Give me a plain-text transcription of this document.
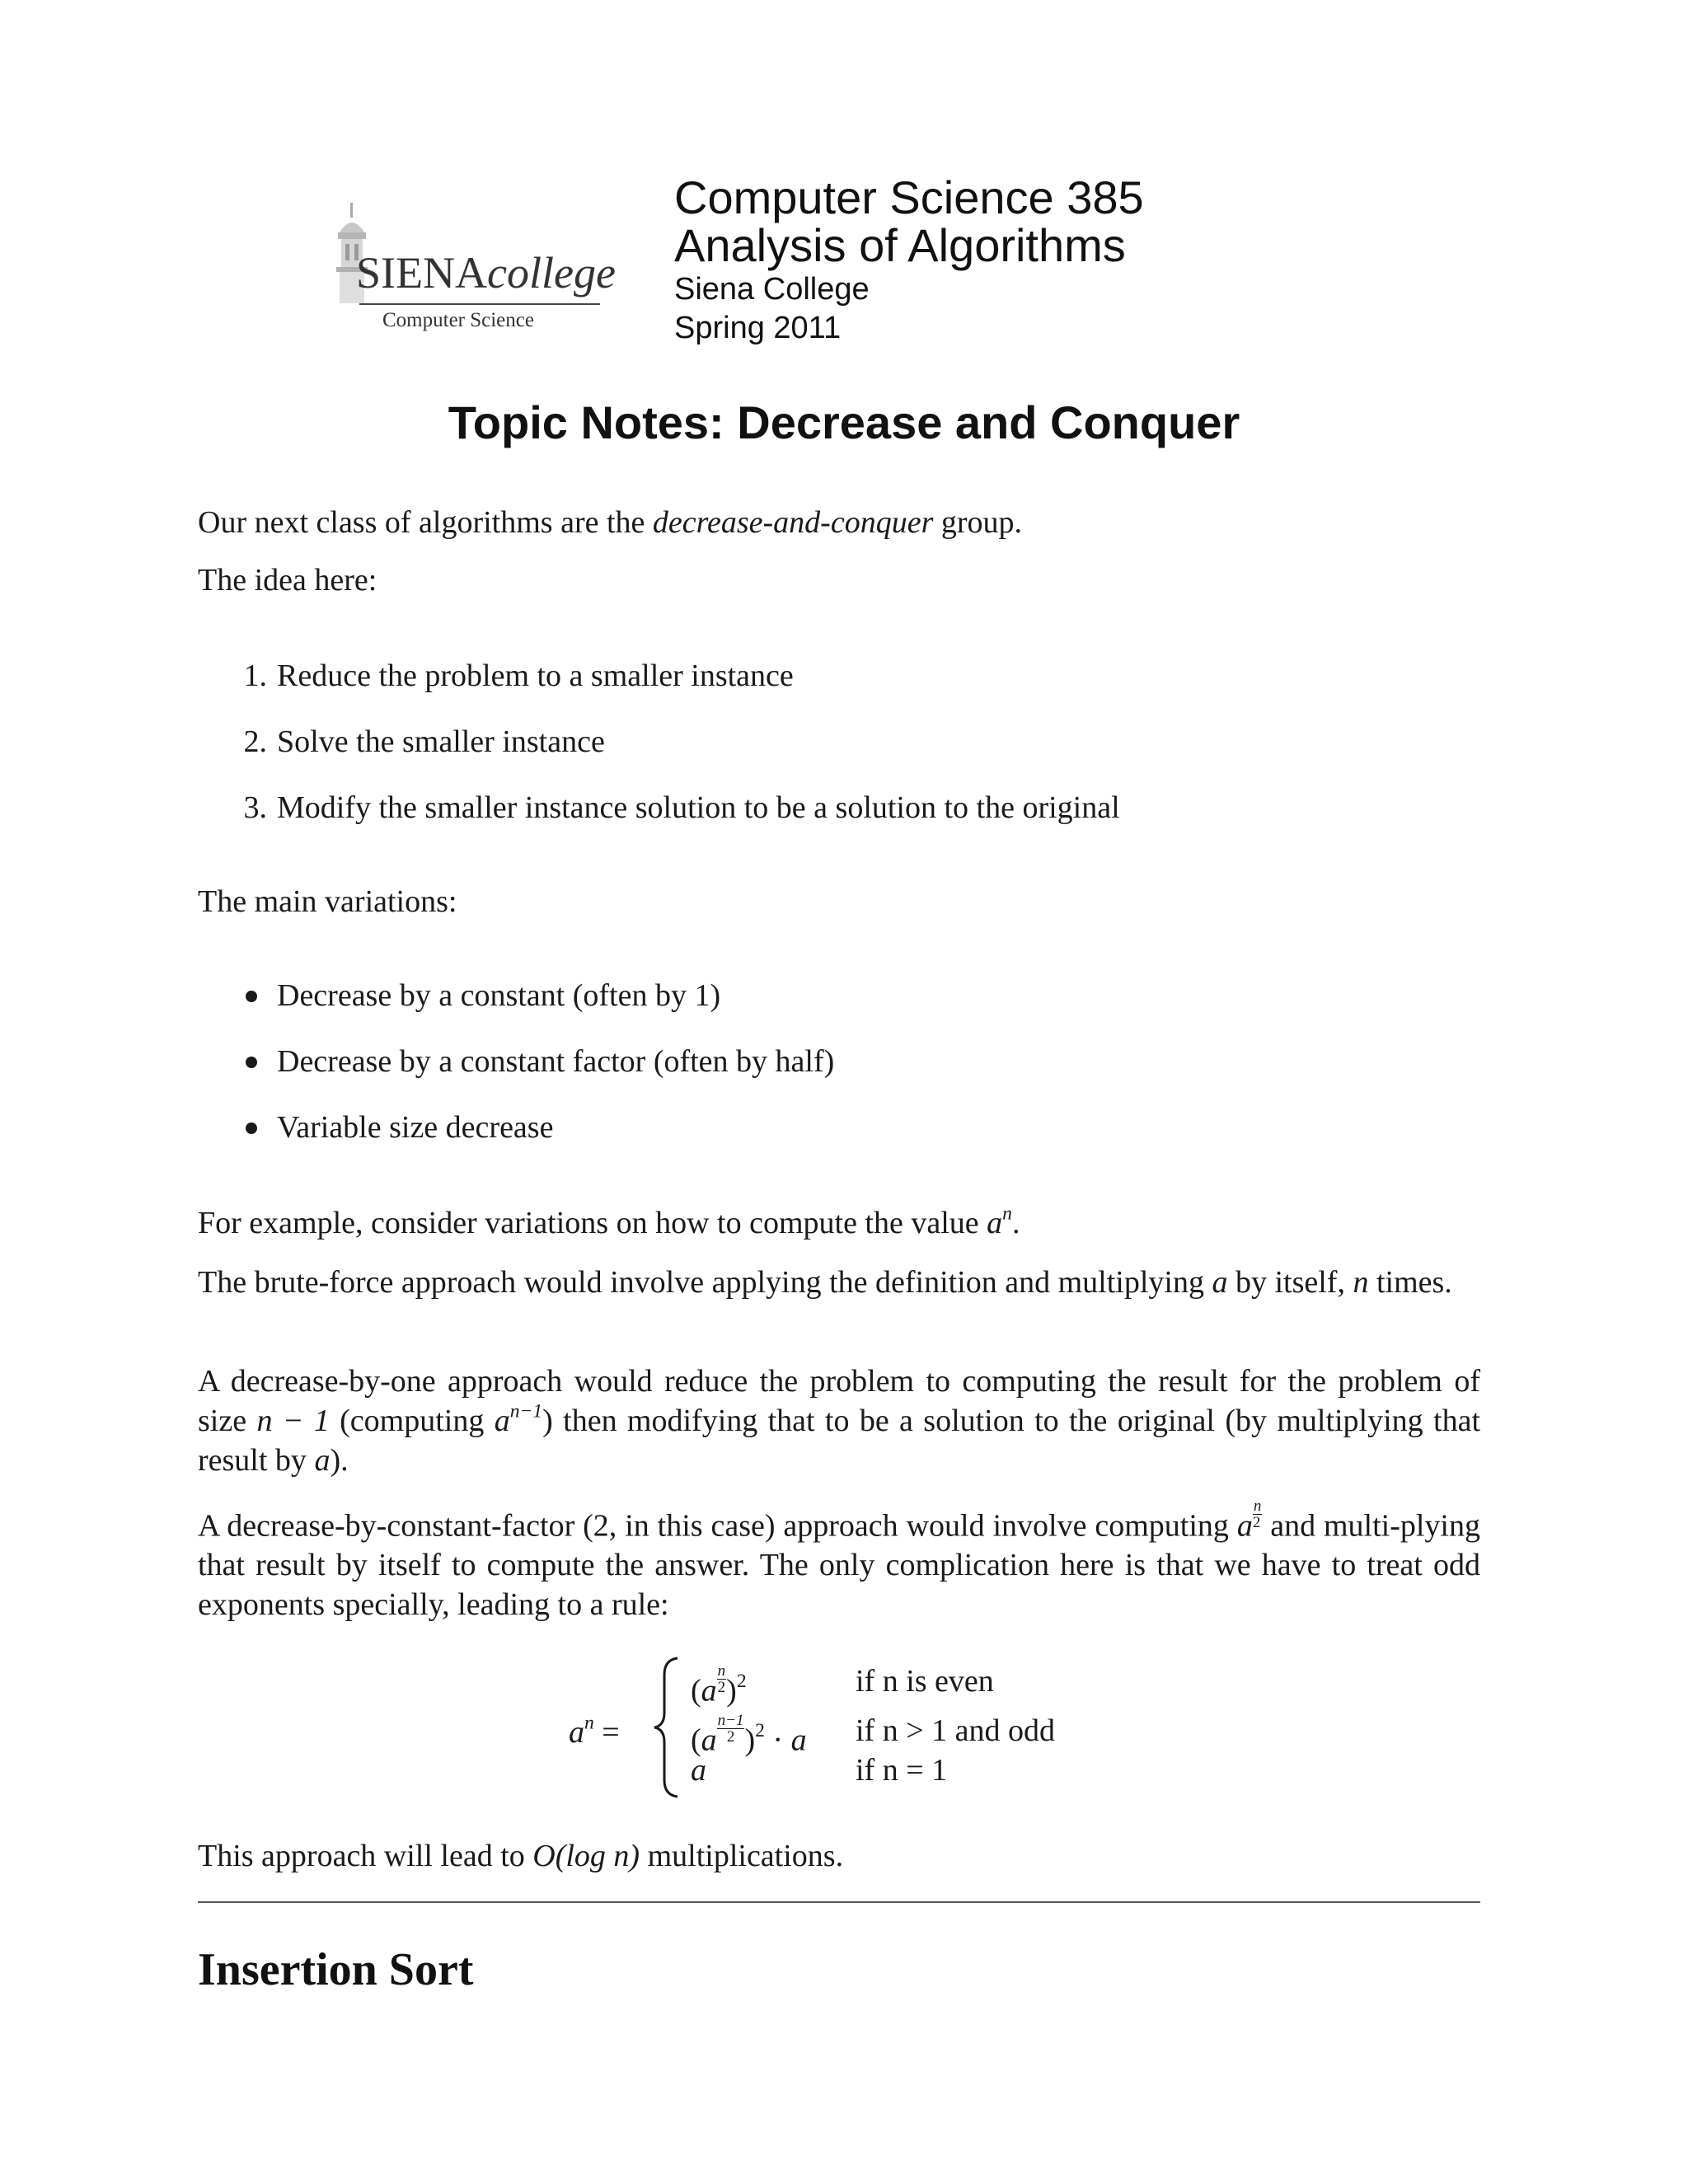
SIENAcollege
Computer Science
Computer Science 385
Analysis of Algorithms
Siena College
Spring 2011
Topic Notes: Decrease and Conquer
Our next class of algorithms are the decrease-and-conquer group.
The idea here:
1. Reduce the problem to a smaller instance
2. Solve the smaller instance
3. Modify the smaller instance solution to be a solution to the original
The main variations:
Decrease by a constant (often by 1)
Decrease by a constant factor (often by half)
Variable size decrease
For example, consider variations on how to compute the value $a^n$.
The brute-force approach would involve applying the definition and multiplying a by itself, n times.
A decrease-by-one approach would reduce the problem to computing the result for the problem of size n − 1 (computing $a^{n-1}$) then modifying that to be a solution to the original (by multiplying that result by a).
A decrease-by-constant-factor (2, in this case) approach would involve computing a $\frac{n}{2}$ and multi-plying that result by itself to compute the answer. The only complication here is that we have to treat odd exponents specially, leading to a rule:
$a^n$ =
$(a \frac{n}{2} )^2$	if n is even
$(a \frac{n-1}{2} )^2 \cdot a$ if n > 1 and odd
a	if n = 1
This approach will lead to O(log n) multiplications.
Insertion Sort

Instruction. The pictures should not be reproduced; quote all of the other material exactly.

Task response.
Give me a plain-text transcription of this document.
SIENAcollege
Computer Science
Computer Science 385
Analysis of Algorithms
Siena College
Spring 2011
Topic Notes: Decrease and Conquer
Our next class of algorithms are the decrease-and-conquer group.
The idea here:
1. Reduce the problem to a smaller instance
2. Solve the smaller instance
3. Modify the smaller instance solution to be a solution to the original
The main variations:
Decrease by a constant (often by 1)
Decrease by a constant factor (often by half)
Variable size decrease
For example, consider variations on how to compute the value $a^n$.
The brute-force approach would involve applying the definition and multiplying a by itself, n times.
A decrease-by-one approach would reduce the problem to computing the result for the problem of size n − 1 (computing $a^{n-1}$) then modifying that to be a solution to the original (by multiplying that result by a).
A decrease-by-constant-factor (2, in this case) approach would involve computing a $\frac{n}{2}$ and multi-plying that result by itself to compute the answer. The only complication here is that we have to treat odd exponents specially, leading to a rule:
$a^n$ =
$(a \frac{n}{2} )^2$	if n is even
$(a \frac{n-1}{2} )^2 \cdot a$ if n > 1 and odd
a	if n = 1
This approach will lead to O(log n) multiplications.
Insertion Sort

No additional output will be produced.